→ Exercise aim
Wherever a line holds the string "Sites", copy that line.

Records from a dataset

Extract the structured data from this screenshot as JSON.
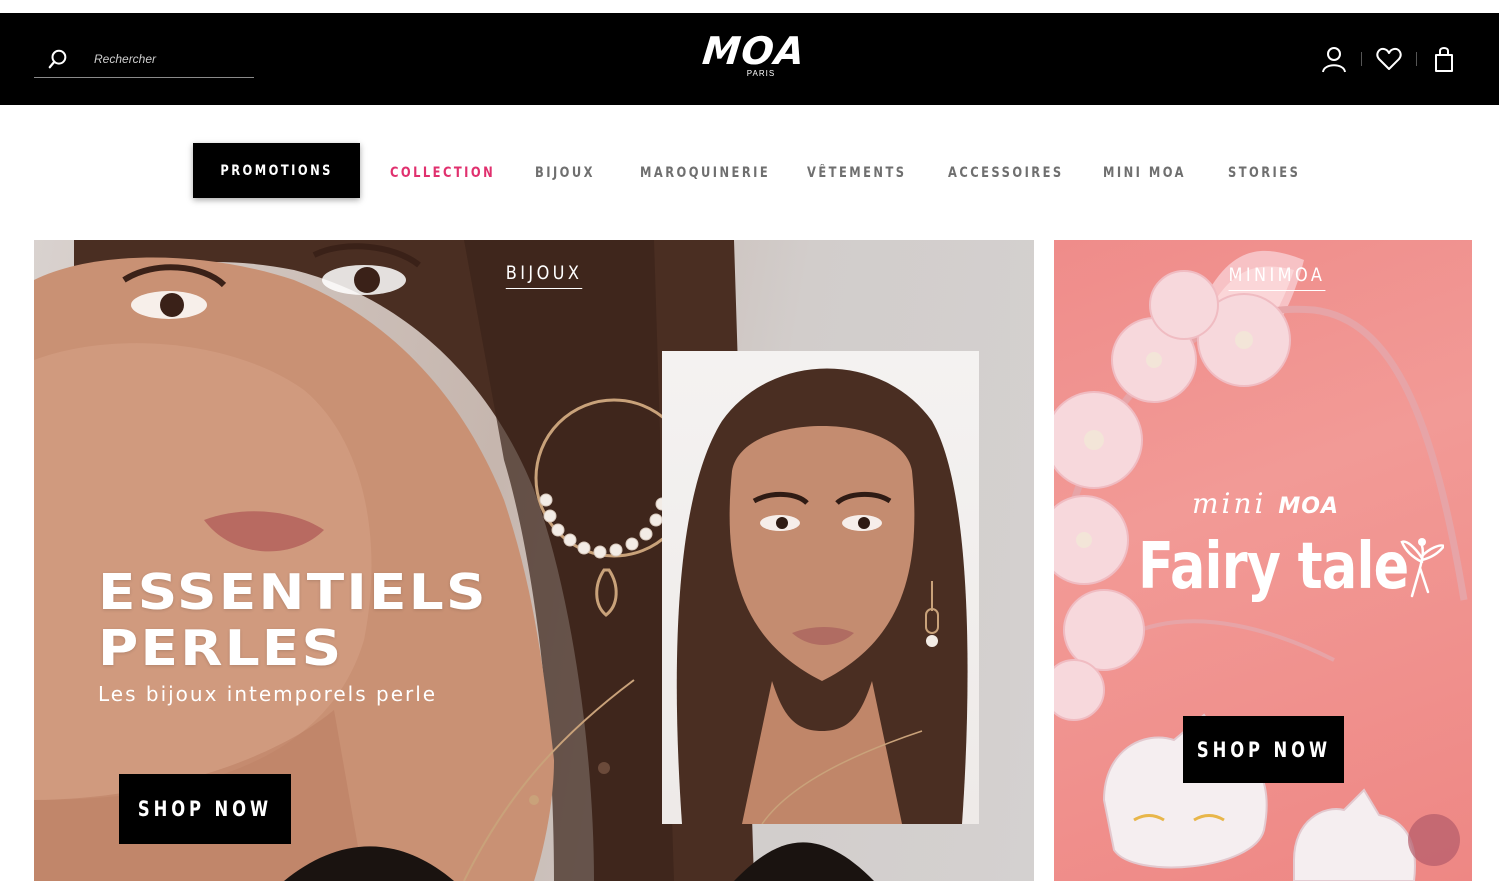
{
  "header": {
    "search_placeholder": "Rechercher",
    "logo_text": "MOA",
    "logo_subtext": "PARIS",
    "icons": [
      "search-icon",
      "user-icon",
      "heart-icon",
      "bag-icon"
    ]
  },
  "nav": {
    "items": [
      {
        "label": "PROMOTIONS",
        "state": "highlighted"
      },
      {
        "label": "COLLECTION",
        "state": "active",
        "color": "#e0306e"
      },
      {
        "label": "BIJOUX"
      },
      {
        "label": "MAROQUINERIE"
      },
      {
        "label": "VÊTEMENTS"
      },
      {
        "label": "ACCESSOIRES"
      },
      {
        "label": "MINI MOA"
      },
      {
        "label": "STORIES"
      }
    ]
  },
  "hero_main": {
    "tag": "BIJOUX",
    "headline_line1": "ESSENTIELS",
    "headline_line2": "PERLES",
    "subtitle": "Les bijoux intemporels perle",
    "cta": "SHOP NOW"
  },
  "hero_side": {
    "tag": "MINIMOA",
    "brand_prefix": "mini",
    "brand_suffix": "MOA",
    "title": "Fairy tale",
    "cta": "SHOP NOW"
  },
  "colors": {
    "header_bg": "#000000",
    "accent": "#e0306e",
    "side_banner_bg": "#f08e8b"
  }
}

...

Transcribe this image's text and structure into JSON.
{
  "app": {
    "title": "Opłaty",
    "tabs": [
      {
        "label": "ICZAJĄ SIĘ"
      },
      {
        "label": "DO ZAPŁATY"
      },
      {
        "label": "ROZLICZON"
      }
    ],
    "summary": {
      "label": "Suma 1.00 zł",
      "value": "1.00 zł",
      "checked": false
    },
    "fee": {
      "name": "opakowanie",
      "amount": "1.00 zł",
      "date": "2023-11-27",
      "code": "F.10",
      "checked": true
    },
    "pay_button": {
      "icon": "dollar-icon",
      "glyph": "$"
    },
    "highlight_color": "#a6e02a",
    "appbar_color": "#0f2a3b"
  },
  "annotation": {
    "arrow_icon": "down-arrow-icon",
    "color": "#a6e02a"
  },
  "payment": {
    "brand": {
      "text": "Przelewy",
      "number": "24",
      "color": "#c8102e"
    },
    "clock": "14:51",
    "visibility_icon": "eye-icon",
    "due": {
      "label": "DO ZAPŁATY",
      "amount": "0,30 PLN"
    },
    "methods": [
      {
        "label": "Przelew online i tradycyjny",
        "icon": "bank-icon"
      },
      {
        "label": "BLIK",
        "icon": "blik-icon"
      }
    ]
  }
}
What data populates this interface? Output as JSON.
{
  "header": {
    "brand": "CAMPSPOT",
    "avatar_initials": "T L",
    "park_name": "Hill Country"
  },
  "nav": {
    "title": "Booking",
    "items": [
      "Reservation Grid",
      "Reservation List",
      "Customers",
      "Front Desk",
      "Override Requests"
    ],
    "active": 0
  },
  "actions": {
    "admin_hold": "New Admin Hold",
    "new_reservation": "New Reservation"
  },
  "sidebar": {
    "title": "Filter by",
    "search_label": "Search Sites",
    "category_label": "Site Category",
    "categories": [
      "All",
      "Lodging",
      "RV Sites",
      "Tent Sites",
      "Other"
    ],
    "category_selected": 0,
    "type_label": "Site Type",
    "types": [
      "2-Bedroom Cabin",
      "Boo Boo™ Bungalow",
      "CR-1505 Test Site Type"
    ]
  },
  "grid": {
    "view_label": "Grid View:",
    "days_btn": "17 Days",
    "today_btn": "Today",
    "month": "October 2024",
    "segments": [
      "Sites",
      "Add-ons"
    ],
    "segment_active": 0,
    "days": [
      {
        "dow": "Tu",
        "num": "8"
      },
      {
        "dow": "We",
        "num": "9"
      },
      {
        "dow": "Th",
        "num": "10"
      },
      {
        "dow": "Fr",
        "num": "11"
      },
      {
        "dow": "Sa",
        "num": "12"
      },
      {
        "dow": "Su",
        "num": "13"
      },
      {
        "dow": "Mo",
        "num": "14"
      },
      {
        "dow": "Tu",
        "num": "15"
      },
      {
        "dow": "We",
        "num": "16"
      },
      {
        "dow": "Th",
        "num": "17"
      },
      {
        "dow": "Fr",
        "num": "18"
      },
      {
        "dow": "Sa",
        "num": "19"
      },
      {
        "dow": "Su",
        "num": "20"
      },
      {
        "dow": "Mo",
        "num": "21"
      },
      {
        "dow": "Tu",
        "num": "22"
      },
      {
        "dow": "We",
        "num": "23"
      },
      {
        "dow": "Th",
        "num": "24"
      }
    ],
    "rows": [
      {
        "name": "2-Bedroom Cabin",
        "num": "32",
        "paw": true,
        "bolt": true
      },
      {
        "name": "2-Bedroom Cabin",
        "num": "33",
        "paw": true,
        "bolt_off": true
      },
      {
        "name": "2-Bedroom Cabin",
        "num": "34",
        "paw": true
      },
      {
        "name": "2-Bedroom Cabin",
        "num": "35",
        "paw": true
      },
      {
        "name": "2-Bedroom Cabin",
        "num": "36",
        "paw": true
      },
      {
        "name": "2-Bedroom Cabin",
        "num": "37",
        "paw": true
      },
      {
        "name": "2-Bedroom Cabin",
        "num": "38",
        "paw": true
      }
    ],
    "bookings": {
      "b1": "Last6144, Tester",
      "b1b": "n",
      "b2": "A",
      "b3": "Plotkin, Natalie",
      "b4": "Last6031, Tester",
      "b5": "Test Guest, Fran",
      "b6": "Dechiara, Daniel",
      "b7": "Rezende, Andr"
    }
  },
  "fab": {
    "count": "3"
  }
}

→ Answer
    "search_label": "Search Sites",
      "RV Sites",
      "Tent Sites",
      "Sites",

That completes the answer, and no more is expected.